- WHAT IS BEING ASKED: Please transcribe the listing below in full and word for word, without its pictures.

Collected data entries
<<<<
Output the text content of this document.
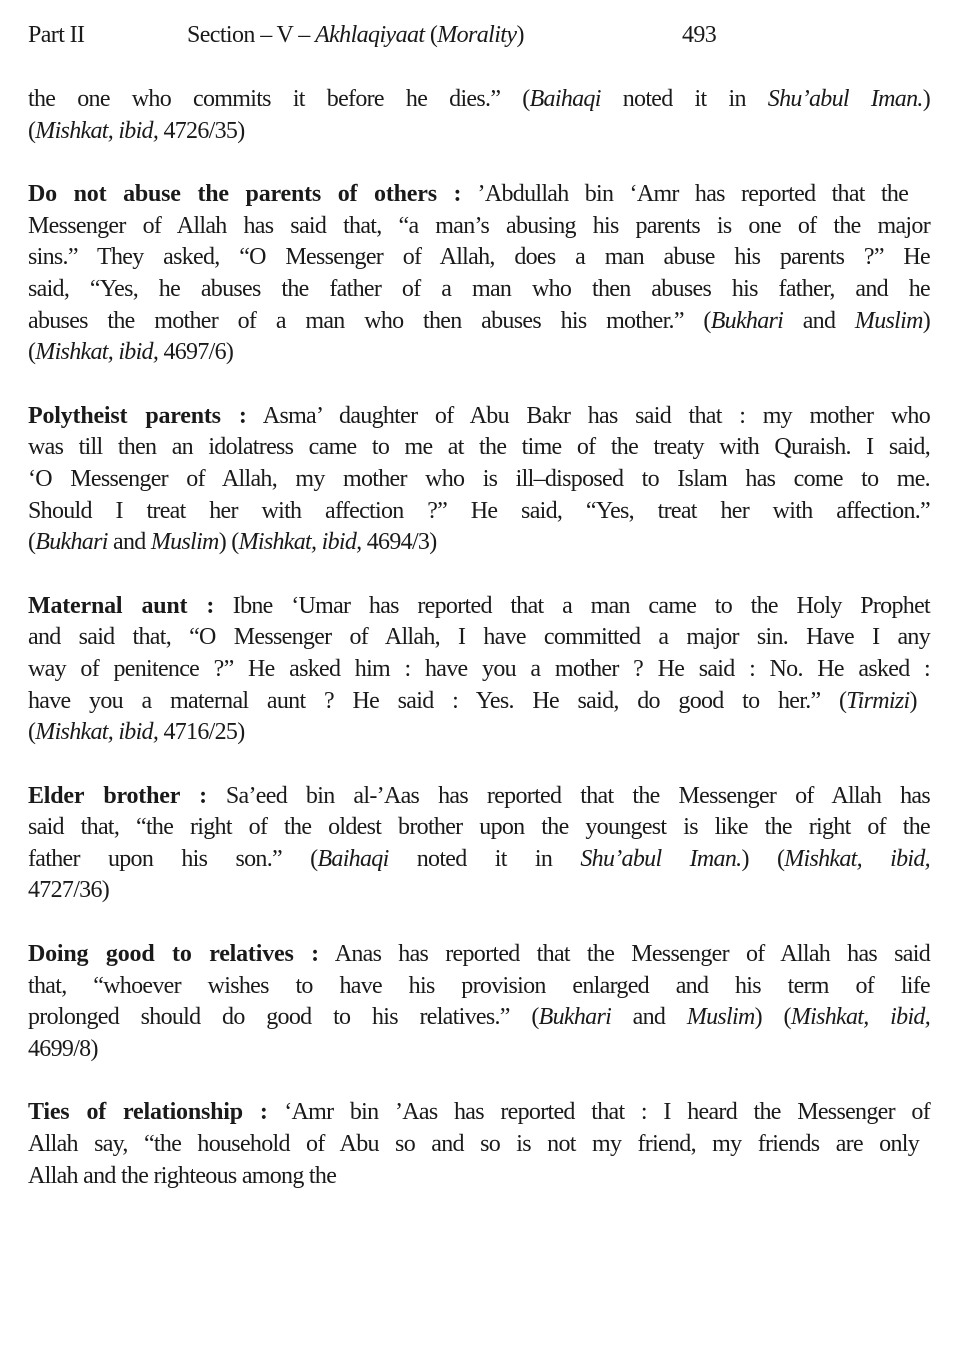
Part II	Section – V – Akhlaqiyaat (Morality)	493
the one who commits it before he dies.” (Baihaqi noted it in Shu’abul Iman.)
(Mishkat, ibid, 4726/35)
Do not abuse the parents of others : ’Abdullah bin ‘Amr has reported that the
Messenger of Allah has said that, “a man’s abusing his parents is one of the major
sins.” They asked, “O Messenger of Allah, does a man abuse his parents ?” He
said, “Yes, he abuses the father of a man who then abuses his father, and he
abuses the mother of a man who then abuses his mother.” (Bukhari and Muslim)
(Mishkat, ibid, 4697/6)
Polytheist parents : Asma’ daughter of Abu Bakr has said that : my mother who
was till then an idolatress came to me at the time of the treaty with Quraish. I said,
‘O Messenger of Allah, my mother who is ill–disposed to Islam has come to me.
Should I treat her with affection ?” He said, “Yes, treat her with affection.”
(Bukhari and Muslim) (Mishkat, ibid, 4694/3)
Maternal aunt : Ibne ‘Umar has reported that a man came to the Holy Prophet
and said that, “O Messenger of Allah, I have committed a major sin. Have I any
way of penitence ?” He asked him : have you a mother ? He said : No. He asked :
have you a maternal aunt ? He said : Yes. He said, do good to her.” (Tirmizi)
(Mishkat, ibid, 4716/25)
Elder brother : Sa’eed bin al-’Aas has reported that the Messenger of Allah has
said that, “the right of the oldest brother upon the youngest is like the right of the
father upon his son.” (Baihaqi noted it in Shu’abul Iman.) (Mishkat, ibid,
4727/36)
Doing good to relatives : Anas has reported that the Messenger of Allah has said
that, “whoever wishes to have his provision enlarged and his term of life
prolonged should do good to his relatives.” (Bukhari and Muslim) (Mishkat, ibid,
4699/8)
Ties of relationship : ‘Amr bin ’Aas has reported that : I heard the Messenger of
Allah say, “the household of Abu so and so is not my friend, my friends are only
Allah and the righteous among the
>>>>
- RESULT:
Output the text content of this document.
Part II	Section – V – Akhlaqiyaat (Morality)	493
the one who commits it before he dies.” (Baihaqi noted it in Shu’abul Iman.)
(Mishkat, ibid, 4726/35)
Do not abuse the parents of others : ’Abdullah bin ‘Amr has reported that the
Messenger of Allah has said that, “a man’s abusing his parents is one of the major
sins.” They asked, “O Messenger of Allah, does a man abuse his parents ?” He
said, “Yes, he abuses the father of a man who then abuses his father, and he
abuses the mother of a man who then abuses his mother.” (Bukhari and Muslim)
(Mishkat, ibid, 4697/6)
Polytheist parents : Asma’ daughter of Abu Bakr has said that : my mother who
was till then an idolatress came to me at the time of the treaty with Quraish. I said,
‘O Messenger of Allah, my mother who is ill–disposed to Islam has come to me.
Should I treat her with affection ?” He said, “Yes, treat her with affection.”
(Bukhari and Muslim) (Mishkat, ibid, 4694/3)
Maternal aunt : Ibne ‘Umar has reported that a man came to the Holy Prophet
and said that, “O Messenger of Allah, I have committed a major sin. Have I any
way of penitence ?” He asked him : have you a mother ? He said : No. He asked :
have you a maternal aunt ? He said : Yes. He said, do good to her.” (Tirmizi)
(Mishkat, ibid, 4716/25)
Elder brother : Sa’eed bin al-’Aas has reported that the Messenger of Allah has
said that, “the right of the oldest brother upon the youngest is like the right of the
father upon his son.” (Baihaqi noted it in Shu’abul Iman.) (Mishkat, ibid,
4727/36)
Doing good to relatives : Anas has reported that the Messenger of Allah has said
that, “whoever wishes to have his provision enlarged and his term of life
prolonged should do good to his relatives.” (Bukhari and Muslim) (Mishkat, ibid,
4699/8)
Ties of relationship : ‘Amr bin ’Aas has reported that : I heard the Messenger of
Allah say, “the household of Abu so and so is not my friend, my friends are only
Allah and the righteous among the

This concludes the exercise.